* _Exercise prompt_
Give the data below again exactly as it stands. Omit the pictures.

_____

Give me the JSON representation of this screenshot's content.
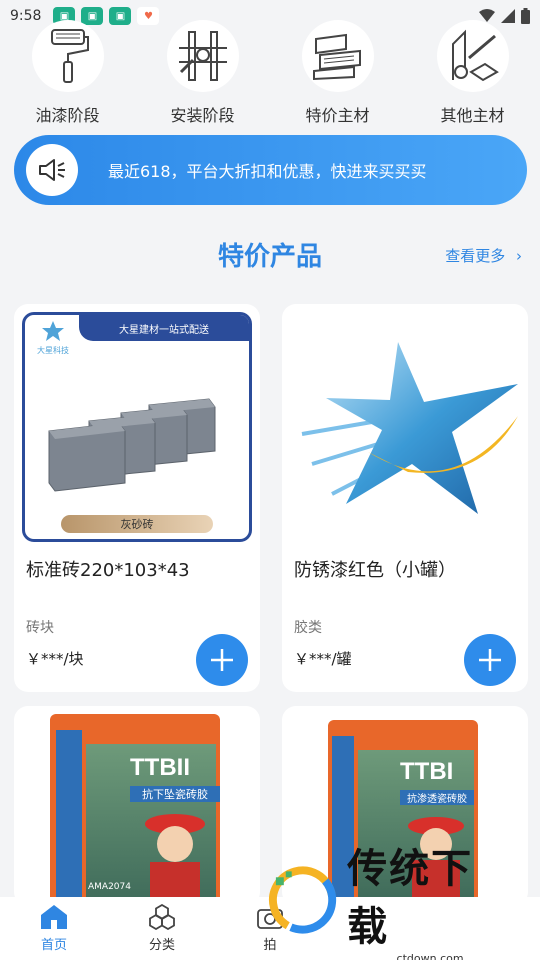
{
  "status_bar": {
    "time": "9:58"
  },
  "categories": [
    {
      "label": "油漆阶段",
      "icon": "paint-roller-icon"
    },
    {
      "label": "安装阶段",
      "icon": "wrench-pipes-icon"
    },
    {
      "label": "特价主材",
      "icon": "tiles-stack-icon"
    },
    {
      "label": "其他主材",
      "icon": "tools-box-icon"
    }
  ],
  "banner": {
    "text": "最近618，平台大折扣和优惠，快进来买买买",
    "icon": "megaphone-icon"
  },
  "section": {
    "title": "特价产品",
    "see_more": "查看更多"
  },
  "products": [
    {
      "name": "标准砖220*103*43",
      "category": "砖块",
      "price": "￥***/块",
      "image_banner": "大星建材一站式配送",
      "image_logo": "大星科技",
      "image_tag": "灰砂砖"
    },
    {
      "name": "防锈漆红色（小罐）",
      "category": "胶类",
      "price": "￥***/罐"
    },
    {
      "name_on_bag": "TTBII",
      "bag_sub": "抗下坠瓷砖胶",
      "bag_code": "AMA2074"
    },
    {
      "name_on_bag": "TTBI",
      "bag_sub": "抗渗透瓷砖胶"
    }
  ],
  "tabs": [
    {
      "label": "首页",
      "icon": "home-icon",
      "active": true
    },
    {
      "label": "分类",
      "icon": "category-icon",
      "active": false
    },
    {
      "label": "拍",
      "icon": "camera-icon",
      "active": false
    }
  ],
  "watermark": {
    "main": "传统下载",
    "sub": "ctdown.com"
  },
  "colors": {
    "accent": "#2f86e2",
    "banner_start": "#2c88e8",
    "banner_end": "#4aa6f7",
    "background": "#f3f4f6"
  }
}
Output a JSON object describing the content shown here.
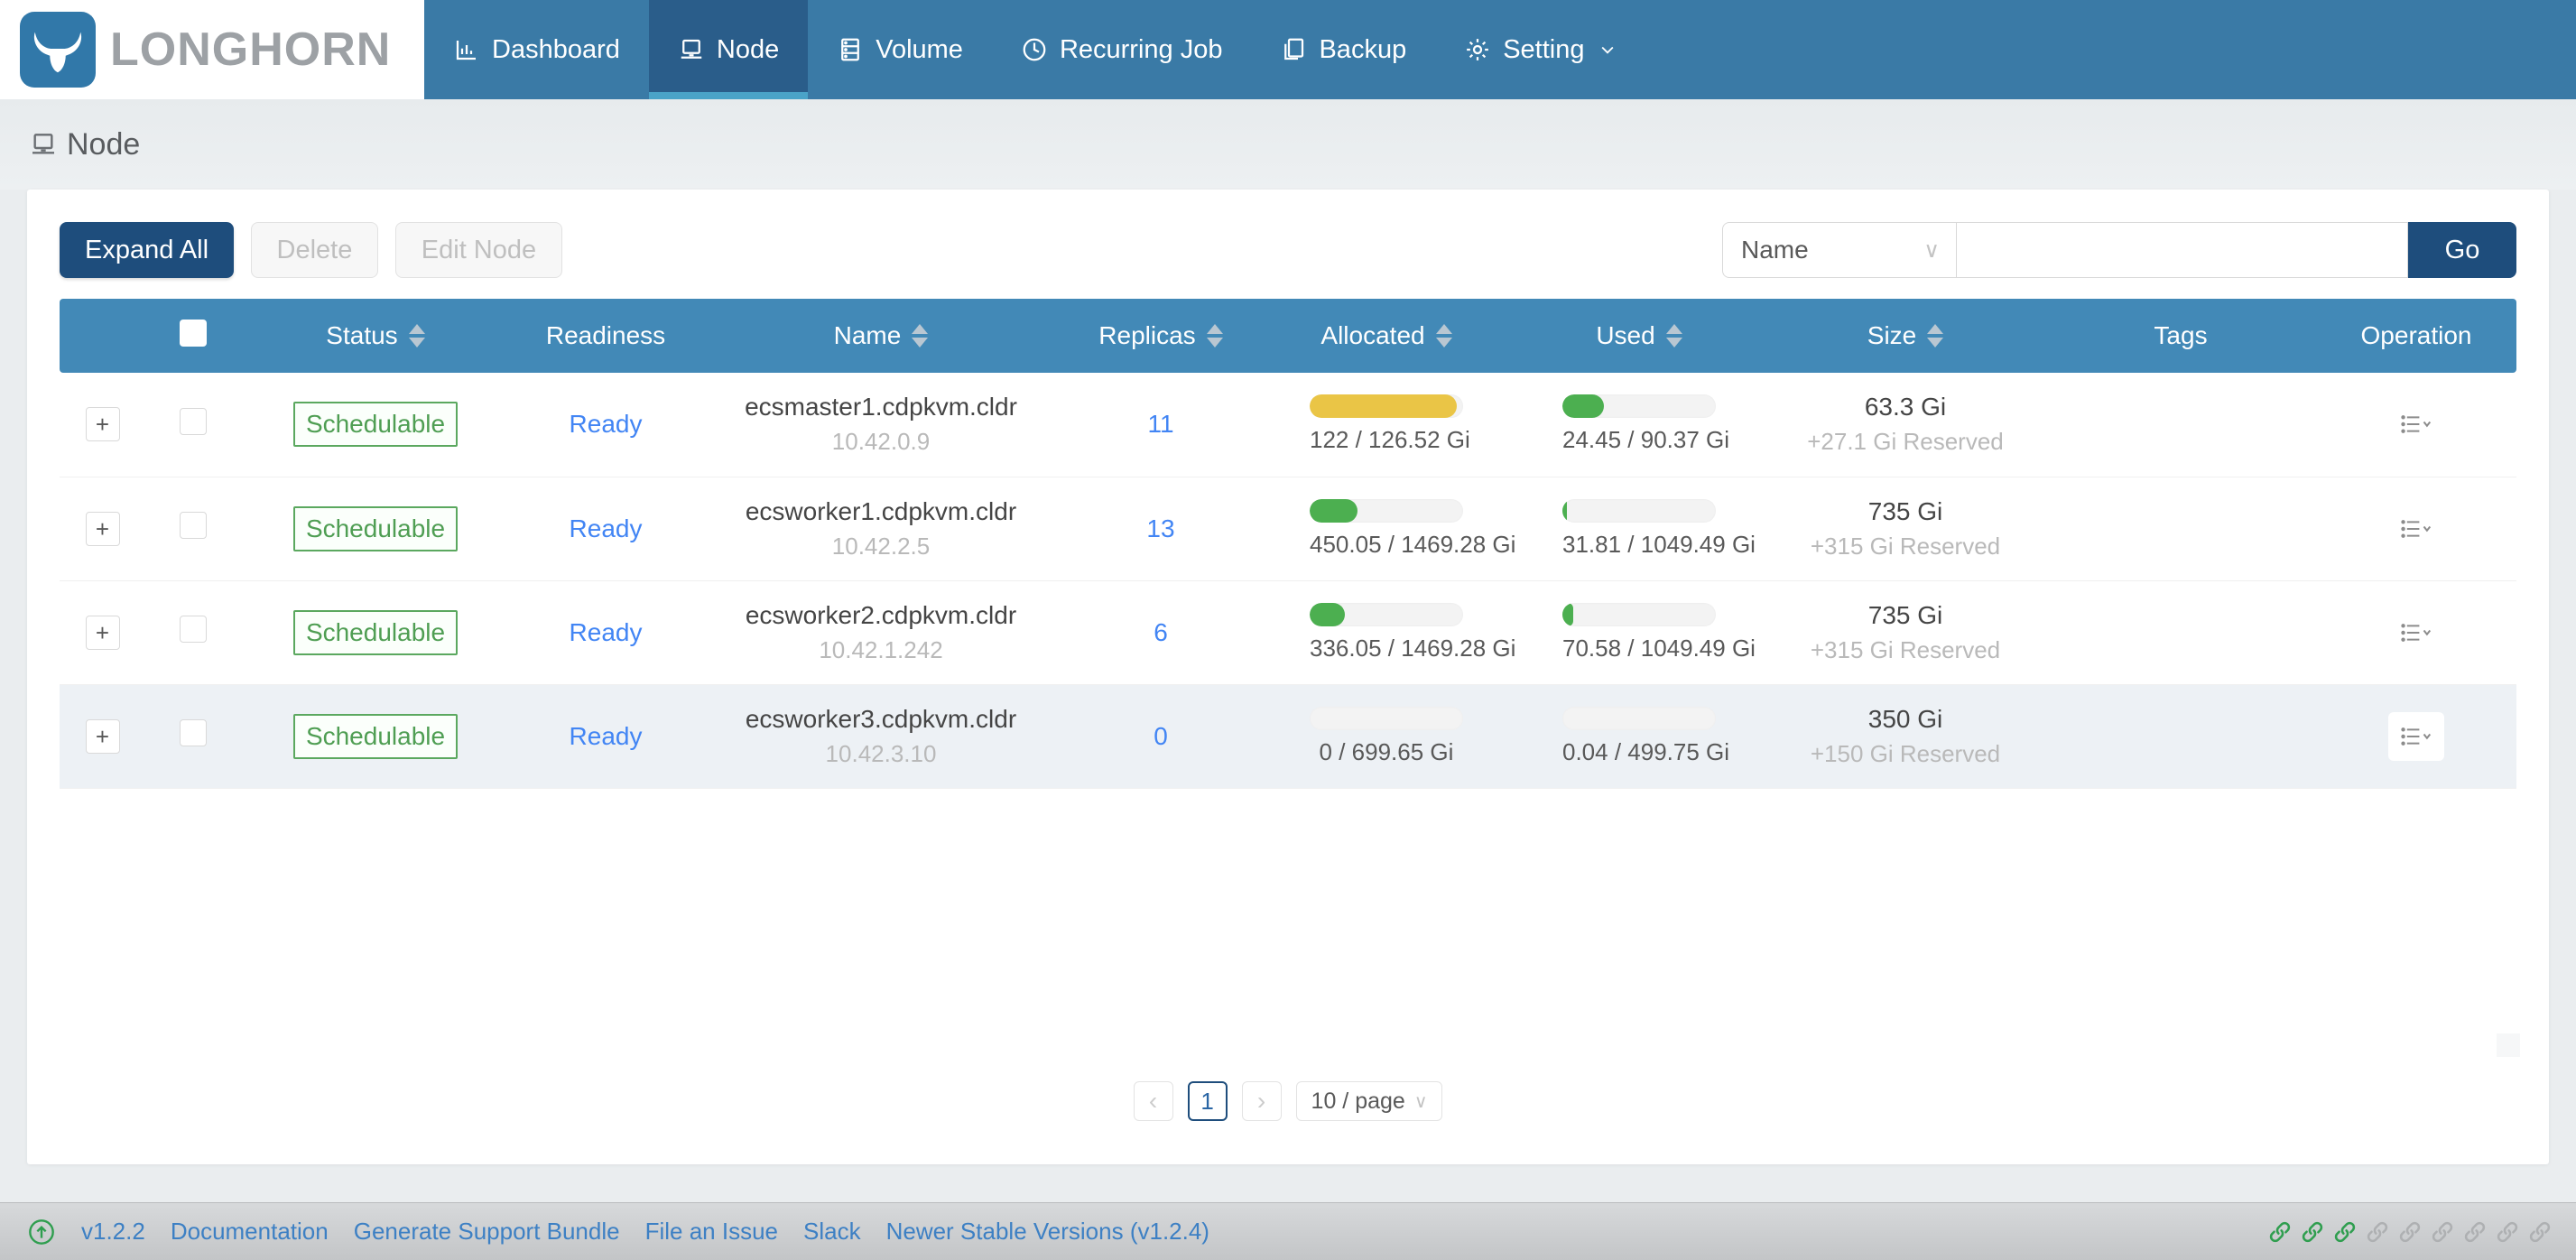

_____

* _Response_
Give me the JSON representation of this screenshot's content.
{
  "status_bar": {
    "time": "9:58"
  },
  "categories": [
    {
      "label": "油漆阶段",
      "icon": "paint-roller-icon"
    },
    {
      "label": "安装阶段",
      "icon": "wrench-pipes-icon"
    },
    {
      "label": "特价主材",
      "icon": "tiles-stack-icon"
    },
    {
      "label": "其他主材",
      "icon": "tools-box-icon"
    }
  ],
  "banner": {
    "text": "最近618，平台大折扣和优惠，快进来买买买",
    "icon": "megaphone-icon"
  },
  "section": {
    "title": "特价产品",
    "see_more": "查看更多"
  },
  "products": [
    {
      "name": "标准砖220*103*43",
      "category": "砖块",
      "price": "￥***/块",
      "image_banner": "大星建材一站式配送",
      "image_logo": "大星科技",
      "image_tag": "灰砂砖"
    },
    {
      "name": "防锈漆红色（小罐）",
      "category": "胶类",
      "price": "￥***/罐"
    },
    {
      "name_on_bag": "TTBII",
      "bag_sub": "抗下坠瓷砖胶",
      "bag_code": "AMA2074"
    },
    {
      "name_on_bag": "TTBI",
      "bag_sub": "抗渗透瓷砖胶"
    }
  ],
  "tabs": [
    {
      "label": "首页",
      "icon": "home-icon",
      "active": true
    },
    {
      "label": "分类",
      "icon": "category-icon",
      "active": false
    },
    {
      "label": "拍",
      "icon": "camera-icon",
      "active": false
    }
  ],
  "watermark": {
    "main": "传统下载",
    "sub": "ctdown.com"
  },
  "colors": {
    "accent": "#2f86e2",
    "banner_start": "#2c88e8",
    "banner_end": "#4aa6f7",
    "background": "#f3f4f6"
  }
}
Output a JSON object describing the content shown here.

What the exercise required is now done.